» **What you are asked to do**: Check every line of the data below for the string "situaci", and copy the ones that hold it.

Dataset items
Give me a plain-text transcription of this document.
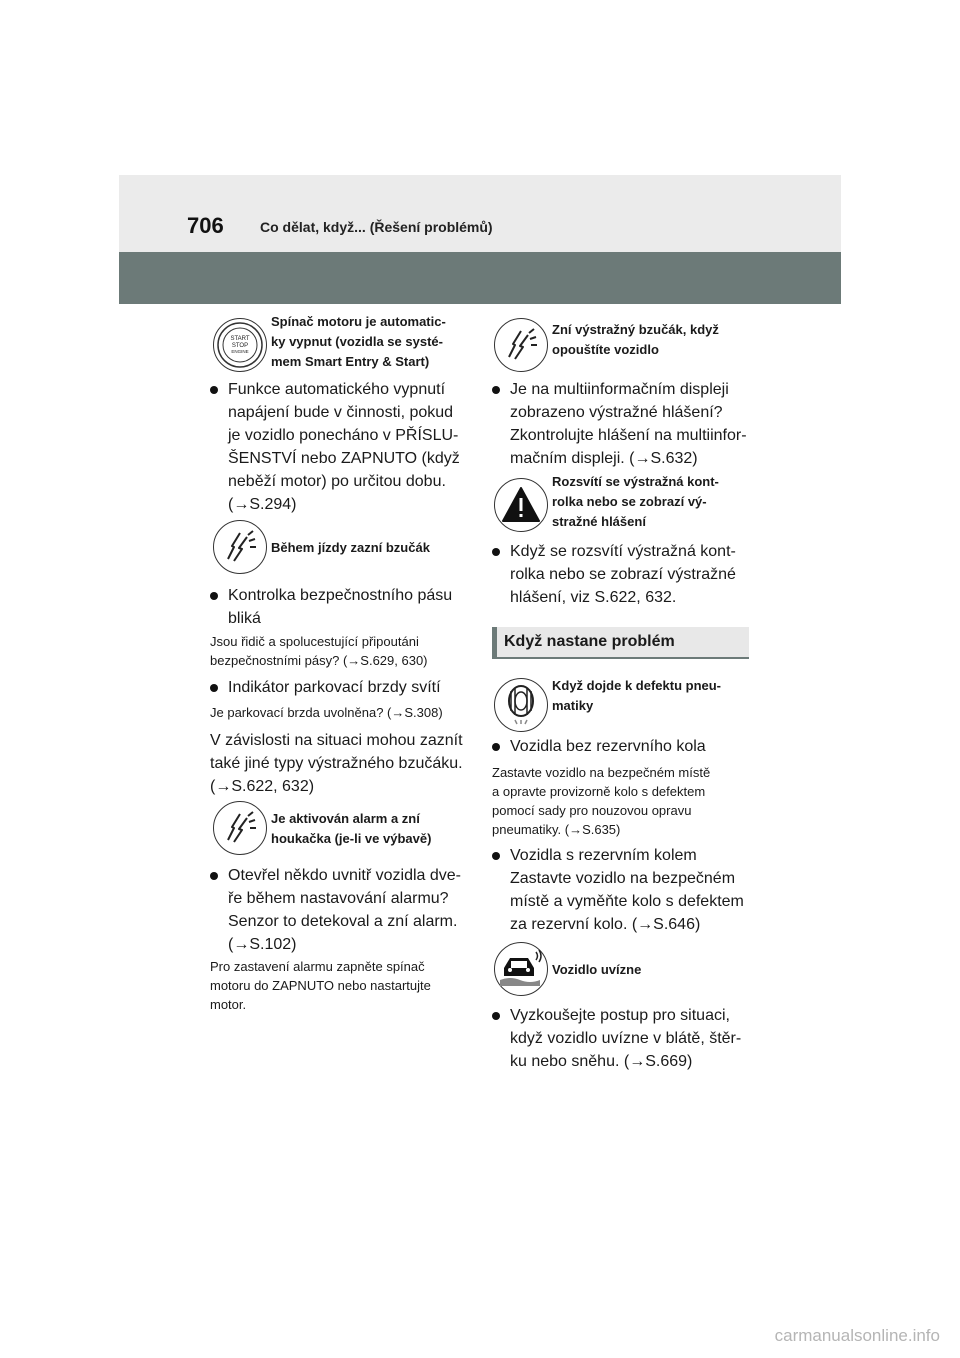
706	Co dělat, když... (Řešení problémů)
START
STOP
ENGINE
Spínač motoru je automatic-
ky vypnut (vozidla se systé-
mem Smart Entry & Start)
Funkce automatického vypnutí
napájení bude v činnosti, pokud
je vozidlo ponecháno v PŘÍSLU-
ŠENSTVÍ nebo ZAPNUTO (když
neběží motor) po určitou dobu.
(→S.294)
Během jízdy zazní bzučák
Kontrolka bezpečnostního pásu
bliká
Jsou řidič a spolucestující připoutáni
bezpečnostními pásy? (→S.629, 630)
Indikátor parkovací brzdy svítí
Je parkovací brzda uvolněna? (→S.308)
V závislosti na situaci mohou zaznít
také jiné typy výstražného bzučáku.
(→S.622, 632)
Je aktivován alarm a zní
houkačka (je-li ve výbavě)
Otevřel někdo uvnitř vozidla dve-
ře během nastavování alarmu?
Senzor to detekoval a zní alarm.
(→S.102)
Pro zastavení alarmu zapněte spínač
motoru do ZAPNUTO nebo nastartujte
motor.
Zní výstražný bzučák, když
opouštíte vozidlo
Je na multiinformačním displeji
zobrazeno výstražné hlášení?
Zkontrolujte hlášení na multiinfor-
mačním displeji. (→S.632)
Rozsvítí se výstražná kont-
rolka nebo se zobrazí vý-
stražné hlášení
Když se rozsvítí výstražná kont-
rolka nebo se zobrazí výstražné
hlášení, viz S.622, 632.
Když nastane problém
Když dojde k defektu pneu-
matiky
Vozidla bez rezervního kola
Zastavte vozidlo na bezpečném místě
a opravte provizorně kolo s defektem
pomocí sady pro nouzovou opravu
pneumatiky. (→S.635)
Vozidla s rezervním kolem
Zastavte vozidlo na bezpečném
místě a vyměňte kolo s defektem
za rezervní kolo. (→S.646)
Vozidlo uvízne
Vyzkoušejte postup pro situaci,
když vozidlo uvízne v blátě, štěr-
ku nebo sněhu. (→S.669)
carmanualsonline.info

» **Result**:
V závislosti na situaci mohou zaznít
Vyzkoušejte postup pro situaci,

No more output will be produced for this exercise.